(Stored dataset items)
## begin
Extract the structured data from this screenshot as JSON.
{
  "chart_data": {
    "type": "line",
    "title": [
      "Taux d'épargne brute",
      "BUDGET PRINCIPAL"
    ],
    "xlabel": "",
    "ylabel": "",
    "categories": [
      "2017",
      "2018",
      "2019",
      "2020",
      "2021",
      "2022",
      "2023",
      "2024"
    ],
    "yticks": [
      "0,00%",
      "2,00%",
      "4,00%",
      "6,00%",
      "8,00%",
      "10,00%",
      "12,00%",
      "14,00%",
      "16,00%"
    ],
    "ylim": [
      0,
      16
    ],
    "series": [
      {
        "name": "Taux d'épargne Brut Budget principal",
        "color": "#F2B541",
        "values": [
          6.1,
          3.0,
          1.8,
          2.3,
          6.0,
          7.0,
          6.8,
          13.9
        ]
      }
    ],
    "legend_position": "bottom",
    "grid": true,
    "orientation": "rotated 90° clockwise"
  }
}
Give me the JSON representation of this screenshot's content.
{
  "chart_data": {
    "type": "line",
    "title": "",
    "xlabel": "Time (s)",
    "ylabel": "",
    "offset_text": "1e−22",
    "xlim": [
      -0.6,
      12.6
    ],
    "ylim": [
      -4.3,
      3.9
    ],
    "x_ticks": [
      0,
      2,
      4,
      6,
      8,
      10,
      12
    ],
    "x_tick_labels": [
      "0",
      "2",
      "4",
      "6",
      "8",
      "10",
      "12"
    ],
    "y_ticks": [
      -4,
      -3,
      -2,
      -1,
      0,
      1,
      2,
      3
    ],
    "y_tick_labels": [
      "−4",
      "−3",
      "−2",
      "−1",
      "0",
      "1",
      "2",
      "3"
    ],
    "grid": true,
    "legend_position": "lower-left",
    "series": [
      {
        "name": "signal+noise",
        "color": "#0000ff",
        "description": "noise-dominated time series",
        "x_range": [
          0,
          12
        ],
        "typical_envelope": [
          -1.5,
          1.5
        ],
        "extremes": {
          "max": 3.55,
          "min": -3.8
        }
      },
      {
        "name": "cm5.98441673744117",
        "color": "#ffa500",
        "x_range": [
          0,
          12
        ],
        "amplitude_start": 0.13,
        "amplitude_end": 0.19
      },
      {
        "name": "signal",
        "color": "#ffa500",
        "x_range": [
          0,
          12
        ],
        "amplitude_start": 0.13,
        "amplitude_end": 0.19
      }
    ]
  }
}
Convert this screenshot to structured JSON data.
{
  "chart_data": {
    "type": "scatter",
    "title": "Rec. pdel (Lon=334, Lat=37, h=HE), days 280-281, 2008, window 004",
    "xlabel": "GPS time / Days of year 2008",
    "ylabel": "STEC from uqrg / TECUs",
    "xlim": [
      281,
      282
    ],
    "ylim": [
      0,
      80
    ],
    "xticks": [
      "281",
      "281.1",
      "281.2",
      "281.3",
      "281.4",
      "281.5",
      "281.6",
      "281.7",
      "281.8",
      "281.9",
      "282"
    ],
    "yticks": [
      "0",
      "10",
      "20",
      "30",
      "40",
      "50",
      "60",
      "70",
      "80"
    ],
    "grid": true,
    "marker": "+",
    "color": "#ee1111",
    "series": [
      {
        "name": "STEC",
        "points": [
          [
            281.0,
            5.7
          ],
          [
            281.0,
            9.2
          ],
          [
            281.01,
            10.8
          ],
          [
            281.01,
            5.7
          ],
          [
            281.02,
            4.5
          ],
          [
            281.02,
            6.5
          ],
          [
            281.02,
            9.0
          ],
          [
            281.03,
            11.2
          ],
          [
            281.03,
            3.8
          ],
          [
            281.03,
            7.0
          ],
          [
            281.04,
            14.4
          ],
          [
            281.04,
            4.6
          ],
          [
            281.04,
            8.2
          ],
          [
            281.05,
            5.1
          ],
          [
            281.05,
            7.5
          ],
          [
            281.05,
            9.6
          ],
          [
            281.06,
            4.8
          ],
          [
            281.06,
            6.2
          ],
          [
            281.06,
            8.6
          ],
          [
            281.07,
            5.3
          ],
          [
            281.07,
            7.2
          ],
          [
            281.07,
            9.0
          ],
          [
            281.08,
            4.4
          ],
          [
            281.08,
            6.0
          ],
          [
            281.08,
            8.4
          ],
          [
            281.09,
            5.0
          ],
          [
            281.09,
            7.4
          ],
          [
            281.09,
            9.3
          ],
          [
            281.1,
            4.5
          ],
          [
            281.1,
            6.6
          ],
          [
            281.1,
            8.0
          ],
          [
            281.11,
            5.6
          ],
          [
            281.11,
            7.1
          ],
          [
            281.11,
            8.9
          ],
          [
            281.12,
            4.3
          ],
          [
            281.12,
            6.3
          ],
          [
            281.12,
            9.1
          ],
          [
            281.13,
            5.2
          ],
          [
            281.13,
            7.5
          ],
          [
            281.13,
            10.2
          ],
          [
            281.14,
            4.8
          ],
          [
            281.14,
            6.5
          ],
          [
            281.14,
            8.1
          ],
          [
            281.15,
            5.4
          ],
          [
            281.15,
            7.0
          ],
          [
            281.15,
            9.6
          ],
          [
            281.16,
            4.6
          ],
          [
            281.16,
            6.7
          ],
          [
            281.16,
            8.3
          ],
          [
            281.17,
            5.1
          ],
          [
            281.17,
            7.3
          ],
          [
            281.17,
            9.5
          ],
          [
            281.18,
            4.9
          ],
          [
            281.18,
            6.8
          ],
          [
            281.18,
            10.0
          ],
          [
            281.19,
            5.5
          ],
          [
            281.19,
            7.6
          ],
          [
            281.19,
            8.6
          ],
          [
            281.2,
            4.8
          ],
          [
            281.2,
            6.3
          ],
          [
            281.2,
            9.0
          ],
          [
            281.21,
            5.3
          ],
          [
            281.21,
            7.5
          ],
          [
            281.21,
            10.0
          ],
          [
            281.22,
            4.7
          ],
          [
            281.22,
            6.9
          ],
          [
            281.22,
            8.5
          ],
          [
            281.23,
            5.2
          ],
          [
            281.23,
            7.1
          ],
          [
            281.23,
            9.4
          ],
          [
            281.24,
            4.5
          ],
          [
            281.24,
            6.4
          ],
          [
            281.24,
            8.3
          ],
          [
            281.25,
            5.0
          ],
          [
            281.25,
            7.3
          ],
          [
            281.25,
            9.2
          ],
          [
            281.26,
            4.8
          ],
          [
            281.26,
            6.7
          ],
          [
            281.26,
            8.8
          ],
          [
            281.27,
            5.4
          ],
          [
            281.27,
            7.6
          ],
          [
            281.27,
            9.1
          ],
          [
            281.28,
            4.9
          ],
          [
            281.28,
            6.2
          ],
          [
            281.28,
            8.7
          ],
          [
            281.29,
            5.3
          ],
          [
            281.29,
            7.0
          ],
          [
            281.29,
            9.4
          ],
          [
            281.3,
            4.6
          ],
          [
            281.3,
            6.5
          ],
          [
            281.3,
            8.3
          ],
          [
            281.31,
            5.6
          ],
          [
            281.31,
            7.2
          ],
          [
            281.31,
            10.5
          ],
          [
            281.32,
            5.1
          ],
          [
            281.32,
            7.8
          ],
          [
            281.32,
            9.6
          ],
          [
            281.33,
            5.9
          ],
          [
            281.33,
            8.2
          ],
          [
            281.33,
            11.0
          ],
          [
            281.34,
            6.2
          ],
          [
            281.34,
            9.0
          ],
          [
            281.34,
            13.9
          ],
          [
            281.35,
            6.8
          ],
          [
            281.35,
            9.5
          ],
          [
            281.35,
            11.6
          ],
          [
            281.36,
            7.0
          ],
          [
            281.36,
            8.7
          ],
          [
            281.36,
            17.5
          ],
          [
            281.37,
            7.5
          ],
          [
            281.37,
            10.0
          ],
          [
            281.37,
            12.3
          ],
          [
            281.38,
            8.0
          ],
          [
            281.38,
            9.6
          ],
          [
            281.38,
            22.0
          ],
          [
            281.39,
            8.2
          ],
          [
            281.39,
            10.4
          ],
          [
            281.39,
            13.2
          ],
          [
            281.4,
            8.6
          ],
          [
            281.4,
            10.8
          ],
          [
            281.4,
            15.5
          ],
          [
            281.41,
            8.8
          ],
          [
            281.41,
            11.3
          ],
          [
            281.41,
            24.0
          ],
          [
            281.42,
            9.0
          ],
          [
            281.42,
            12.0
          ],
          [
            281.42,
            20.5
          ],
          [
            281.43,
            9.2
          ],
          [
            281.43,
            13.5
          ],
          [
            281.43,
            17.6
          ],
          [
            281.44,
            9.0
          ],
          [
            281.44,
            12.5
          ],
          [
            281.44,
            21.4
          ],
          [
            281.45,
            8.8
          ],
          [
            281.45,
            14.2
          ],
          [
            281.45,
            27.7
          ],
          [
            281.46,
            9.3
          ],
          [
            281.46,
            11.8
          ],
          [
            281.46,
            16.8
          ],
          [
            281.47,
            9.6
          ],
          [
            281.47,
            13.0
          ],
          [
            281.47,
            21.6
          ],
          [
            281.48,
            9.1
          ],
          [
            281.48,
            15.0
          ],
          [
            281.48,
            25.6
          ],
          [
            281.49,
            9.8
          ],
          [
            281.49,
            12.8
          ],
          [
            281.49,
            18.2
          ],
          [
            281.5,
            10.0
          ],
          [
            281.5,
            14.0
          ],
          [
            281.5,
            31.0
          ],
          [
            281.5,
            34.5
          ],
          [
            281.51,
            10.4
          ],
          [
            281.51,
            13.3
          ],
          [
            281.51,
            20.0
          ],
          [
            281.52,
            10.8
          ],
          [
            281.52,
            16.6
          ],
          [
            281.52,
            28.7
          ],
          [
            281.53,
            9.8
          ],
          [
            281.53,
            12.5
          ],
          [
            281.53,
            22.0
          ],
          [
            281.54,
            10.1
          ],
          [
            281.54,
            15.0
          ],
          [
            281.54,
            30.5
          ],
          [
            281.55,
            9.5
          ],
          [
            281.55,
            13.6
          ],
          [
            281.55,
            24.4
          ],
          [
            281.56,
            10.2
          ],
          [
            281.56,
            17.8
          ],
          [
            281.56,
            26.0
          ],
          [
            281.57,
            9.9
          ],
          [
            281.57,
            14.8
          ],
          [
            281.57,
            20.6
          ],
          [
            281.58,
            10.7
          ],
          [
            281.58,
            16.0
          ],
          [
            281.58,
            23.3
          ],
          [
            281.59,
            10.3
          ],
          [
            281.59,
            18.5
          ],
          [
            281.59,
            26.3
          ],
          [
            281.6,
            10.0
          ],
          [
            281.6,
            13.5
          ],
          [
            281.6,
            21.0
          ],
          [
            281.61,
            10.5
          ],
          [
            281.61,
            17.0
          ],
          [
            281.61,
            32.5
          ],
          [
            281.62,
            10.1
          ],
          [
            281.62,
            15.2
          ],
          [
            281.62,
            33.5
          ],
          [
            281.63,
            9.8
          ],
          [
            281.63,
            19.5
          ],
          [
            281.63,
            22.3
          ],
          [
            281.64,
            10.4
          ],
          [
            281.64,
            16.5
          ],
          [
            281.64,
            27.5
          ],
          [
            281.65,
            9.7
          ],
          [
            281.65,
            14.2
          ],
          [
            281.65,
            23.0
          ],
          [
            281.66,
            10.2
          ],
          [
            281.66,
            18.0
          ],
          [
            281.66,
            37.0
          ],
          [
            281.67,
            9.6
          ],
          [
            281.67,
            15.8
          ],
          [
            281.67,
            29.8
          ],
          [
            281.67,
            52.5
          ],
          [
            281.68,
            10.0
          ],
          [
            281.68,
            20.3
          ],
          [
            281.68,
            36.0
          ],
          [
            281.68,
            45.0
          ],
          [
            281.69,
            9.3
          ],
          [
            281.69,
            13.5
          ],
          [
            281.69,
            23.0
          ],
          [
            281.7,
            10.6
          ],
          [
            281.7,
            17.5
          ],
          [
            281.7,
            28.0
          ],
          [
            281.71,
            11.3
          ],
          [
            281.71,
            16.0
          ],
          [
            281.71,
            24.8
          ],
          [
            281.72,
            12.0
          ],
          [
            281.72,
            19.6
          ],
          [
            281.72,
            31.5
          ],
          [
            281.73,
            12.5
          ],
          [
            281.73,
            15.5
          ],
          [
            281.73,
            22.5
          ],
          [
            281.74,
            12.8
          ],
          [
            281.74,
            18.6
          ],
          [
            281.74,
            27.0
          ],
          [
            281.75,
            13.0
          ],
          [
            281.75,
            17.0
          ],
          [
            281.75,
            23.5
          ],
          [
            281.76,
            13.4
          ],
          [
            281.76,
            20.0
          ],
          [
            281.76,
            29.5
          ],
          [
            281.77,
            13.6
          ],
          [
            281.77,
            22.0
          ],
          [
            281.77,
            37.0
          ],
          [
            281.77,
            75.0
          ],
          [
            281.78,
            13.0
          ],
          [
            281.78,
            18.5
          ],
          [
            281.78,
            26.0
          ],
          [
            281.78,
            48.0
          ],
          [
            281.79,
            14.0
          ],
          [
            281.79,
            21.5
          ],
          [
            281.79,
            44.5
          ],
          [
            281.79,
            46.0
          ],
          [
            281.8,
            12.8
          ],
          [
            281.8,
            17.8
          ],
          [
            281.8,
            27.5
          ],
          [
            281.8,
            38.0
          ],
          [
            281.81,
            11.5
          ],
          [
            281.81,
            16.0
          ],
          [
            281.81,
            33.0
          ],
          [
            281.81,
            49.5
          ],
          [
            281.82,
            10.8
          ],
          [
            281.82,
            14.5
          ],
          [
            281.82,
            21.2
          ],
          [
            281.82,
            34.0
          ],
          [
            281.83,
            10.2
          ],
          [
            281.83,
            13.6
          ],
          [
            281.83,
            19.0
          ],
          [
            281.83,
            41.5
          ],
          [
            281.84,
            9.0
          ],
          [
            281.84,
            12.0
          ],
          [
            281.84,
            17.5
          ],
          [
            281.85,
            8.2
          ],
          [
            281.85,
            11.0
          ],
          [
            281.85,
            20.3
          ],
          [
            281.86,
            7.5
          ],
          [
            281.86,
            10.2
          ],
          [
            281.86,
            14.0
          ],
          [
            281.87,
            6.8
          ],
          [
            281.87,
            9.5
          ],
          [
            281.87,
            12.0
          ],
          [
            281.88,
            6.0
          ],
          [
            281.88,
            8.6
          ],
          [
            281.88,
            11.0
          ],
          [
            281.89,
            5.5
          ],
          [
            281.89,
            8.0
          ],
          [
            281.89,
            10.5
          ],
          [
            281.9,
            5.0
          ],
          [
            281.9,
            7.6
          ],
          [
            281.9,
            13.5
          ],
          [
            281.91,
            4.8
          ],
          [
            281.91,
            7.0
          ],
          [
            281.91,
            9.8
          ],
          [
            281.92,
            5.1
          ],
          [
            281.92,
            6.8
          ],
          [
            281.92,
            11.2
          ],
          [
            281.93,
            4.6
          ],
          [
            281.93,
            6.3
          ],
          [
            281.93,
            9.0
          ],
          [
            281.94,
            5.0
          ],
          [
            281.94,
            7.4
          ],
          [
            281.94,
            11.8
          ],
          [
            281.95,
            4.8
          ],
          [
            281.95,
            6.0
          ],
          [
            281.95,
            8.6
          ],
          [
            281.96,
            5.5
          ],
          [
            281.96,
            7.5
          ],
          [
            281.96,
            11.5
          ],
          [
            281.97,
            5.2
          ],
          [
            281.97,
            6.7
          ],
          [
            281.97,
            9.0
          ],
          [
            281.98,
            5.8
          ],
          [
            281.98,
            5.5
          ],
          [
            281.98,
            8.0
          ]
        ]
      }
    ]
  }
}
## end
WORK TO DO:
Using the listing above, show each line holding the string "title".

RESULT OF THE TASK:
    "title": [
    "title": "",
    "title": "Rec. pdel (Lon=334, Lat=37, h=HE), days 280-281, 2008, window 004",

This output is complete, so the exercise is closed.